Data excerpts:
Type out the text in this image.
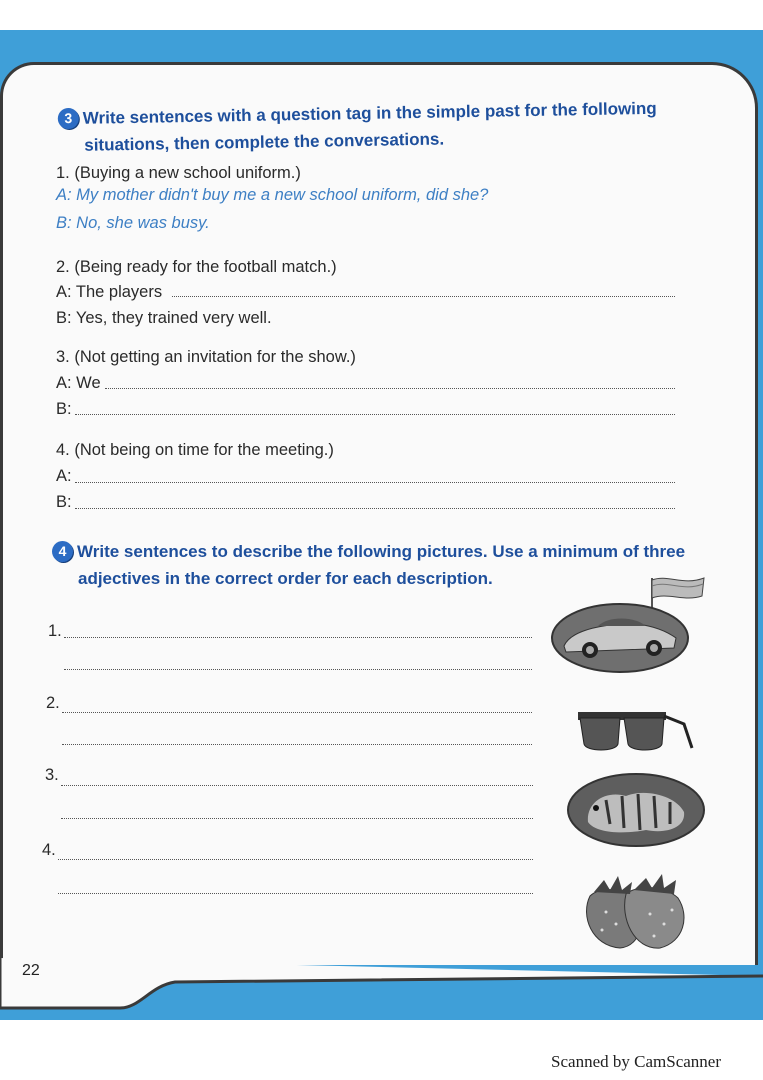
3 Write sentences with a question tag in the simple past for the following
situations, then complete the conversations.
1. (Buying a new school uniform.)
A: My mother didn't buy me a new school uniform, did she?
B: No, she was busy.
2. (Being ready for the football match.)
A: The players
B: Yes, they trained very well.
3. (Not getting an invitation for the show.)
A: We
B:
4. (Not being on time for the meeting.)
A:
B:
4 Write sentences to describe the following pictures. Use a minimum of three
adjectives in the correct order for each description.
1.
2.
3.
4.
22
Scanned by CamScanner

▸ What is being asked
Retype the whole listing exactly and leave the pictures out.

▸ Finished task
Type out the text in this image.
3 Write sentences with a question tag in the simple past for the following
situations, then complete the conversations.
1. (Buying a new school uniform.)
A: My mother didn't buy me a new school uniform, did she?
B: No, she was busy.
2. (Being ready for the football match.)
A: The players
B: Yes, they trained very well.
3. (Not getting an invitation for the show.)
A: We
B:
4. (Not being on time for the meeting.)
A:
B:
4 Write sentences to describe the following pictures. Use a minimum of three
adjectives in the correct order for each description.
1.
2.
3.
4.
22
Scanned by CamScanner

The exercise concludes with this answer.